● **STATED GOAL**: Reproduce every one of the records below verbatim, keeping each line and its order unchanged.

Dataset excerpt:
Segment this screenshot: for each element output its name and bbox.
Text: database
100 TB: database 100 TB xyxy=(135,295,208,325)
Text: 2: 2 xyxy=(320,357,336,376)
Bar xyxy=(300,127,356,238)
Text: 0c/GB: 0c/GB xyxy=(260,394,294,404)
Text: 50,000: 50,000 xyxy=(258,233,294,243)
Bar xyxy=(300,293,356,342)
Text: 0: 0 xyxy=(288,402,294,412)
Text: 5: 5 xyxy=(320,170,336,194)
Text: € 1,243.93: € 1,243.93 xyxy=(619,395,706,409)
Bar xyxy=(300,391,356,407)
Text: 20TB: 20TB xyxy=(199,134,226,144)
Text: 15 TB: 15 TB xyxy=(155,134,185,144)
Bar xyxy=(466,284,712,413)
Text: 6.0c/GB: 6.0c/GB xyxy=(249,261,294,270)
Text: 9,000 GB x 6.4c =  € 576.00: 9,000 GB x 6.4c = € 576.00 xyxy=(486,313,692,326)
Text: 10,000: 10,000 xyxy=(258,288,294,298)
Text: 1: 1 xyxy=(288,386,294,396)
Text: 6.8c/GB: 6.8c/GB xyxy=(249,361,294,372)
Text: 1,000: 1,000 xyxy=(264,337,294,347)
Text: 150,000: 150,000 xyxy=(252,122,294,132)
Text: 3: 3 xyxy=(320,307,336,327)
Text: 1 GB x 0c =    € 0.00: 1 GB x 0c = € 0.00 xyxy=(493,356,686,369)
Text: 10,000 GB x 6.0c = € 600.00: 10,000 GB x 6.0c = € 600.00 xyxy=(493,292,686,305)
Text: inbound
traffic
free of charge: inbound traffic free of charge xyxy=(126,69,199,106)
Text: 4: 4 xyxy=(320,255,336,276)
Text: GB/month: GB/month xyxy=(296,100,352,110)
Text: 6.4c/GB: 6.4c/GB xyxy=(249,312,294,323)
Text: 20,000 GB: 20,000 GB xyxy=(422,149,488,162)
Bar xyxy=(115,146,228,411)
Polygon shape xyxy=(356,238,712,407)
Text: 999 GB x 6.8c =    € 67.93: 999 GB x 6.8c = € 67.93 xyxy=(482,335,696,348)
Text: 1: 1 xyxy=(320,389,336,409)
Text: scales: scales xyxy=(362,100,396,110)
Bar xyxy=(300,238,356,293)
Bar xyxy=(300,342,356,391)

● **WRITTEN RESPONSE**:
Segment this screenshot: for each element output its name and bbox.
Text: database
100 TB: database 100 TB xyxy=(135,295,208,325)
Text: 2: 2 xyxy=(320,357,336,376)
Bar xyxy=(300,127,356,238)
Text: 0c/GB: 0c/GB xyxy=(260,394,294,404)
Text: 50,000: 50,000 xyxy=(258,233,294,243)
Bar xyxy=(300,293,356,342)
Text: 0: 0 xyxy=(288,402,294,412)
Text: 5: 5 xyxy=(320,170,336,194)
Text: € 1,243.93: € 1,243.93 xyxy=(619,395,706,409)
Bar xyxy=(300,391,356,407)
Text: 20TB: 20TB xyxy=(199,134,226,144)
Text: 15 TB: 15 TB xyxy=(155,134,185,144)
Bar xyxy=(466,284,712,413)
Text: 6.0c/GB: 6.0c/GB xyxy=(249,261,294,270)
Text: 9,000 GB x 6.4c =  € 576.00: 9,000 GB x 6.4c = € 576.00 xyxy=(486,313,692,326)
Text: 10,000: 10,000 xyxy=(258,288,294,298)
Text: 1: 1 xyxy=(288,386,294,396)
Text: 6.8c/GB: 6.8c/GB xyxy=(249,361,294,372)
Text: 1,000: 1,000 xyxy=(264,337,294,347)
Text: 150,000: 150,000 xyxy=(252,122,294,132)
Text: 3: 3 xyxy=(320,307,336,327)
Text: 1 GB x 0c =    € 0.00: 1 GB x 0c = € 0.00 xyxy=(493,356,686,369)
Text: 10,000 GB x 6.0c = € 600.00: 10,000 GB x 6.0c = € 600.00 xyxy=(493,292,686,305)
Text: inbound
traffic
free of charge: inbound traffic free of charge xyxy=(126,69,199,106)
Text: 4: 4 xyxy=(320,255,336,276)
Text: GB/month: GB/month xyxy=(296,100,352,110)
Text: 6.4c/GB: 6.4c/GB xyxy=(249,312,294,323)
Text: 20,000 GB: 20,000 GB xyxy=(422,149,488,162)
Bar xyxy=(115,146,228,411)
Polygon shape xyxy=(356,238,712,407)
Text: 999 GB x 6.8c =    € 67.93: 999 GB x 6.8c = € 67.93 xyxy=(482,335,696,348)
Text: 1: 1 xyxy=(320,389,336,409)
Text: scales: scales xyxy=(362,100,396,110)
Bar xyxy=(300,238,356,293)
Bar xyxy=(300,342,356,391)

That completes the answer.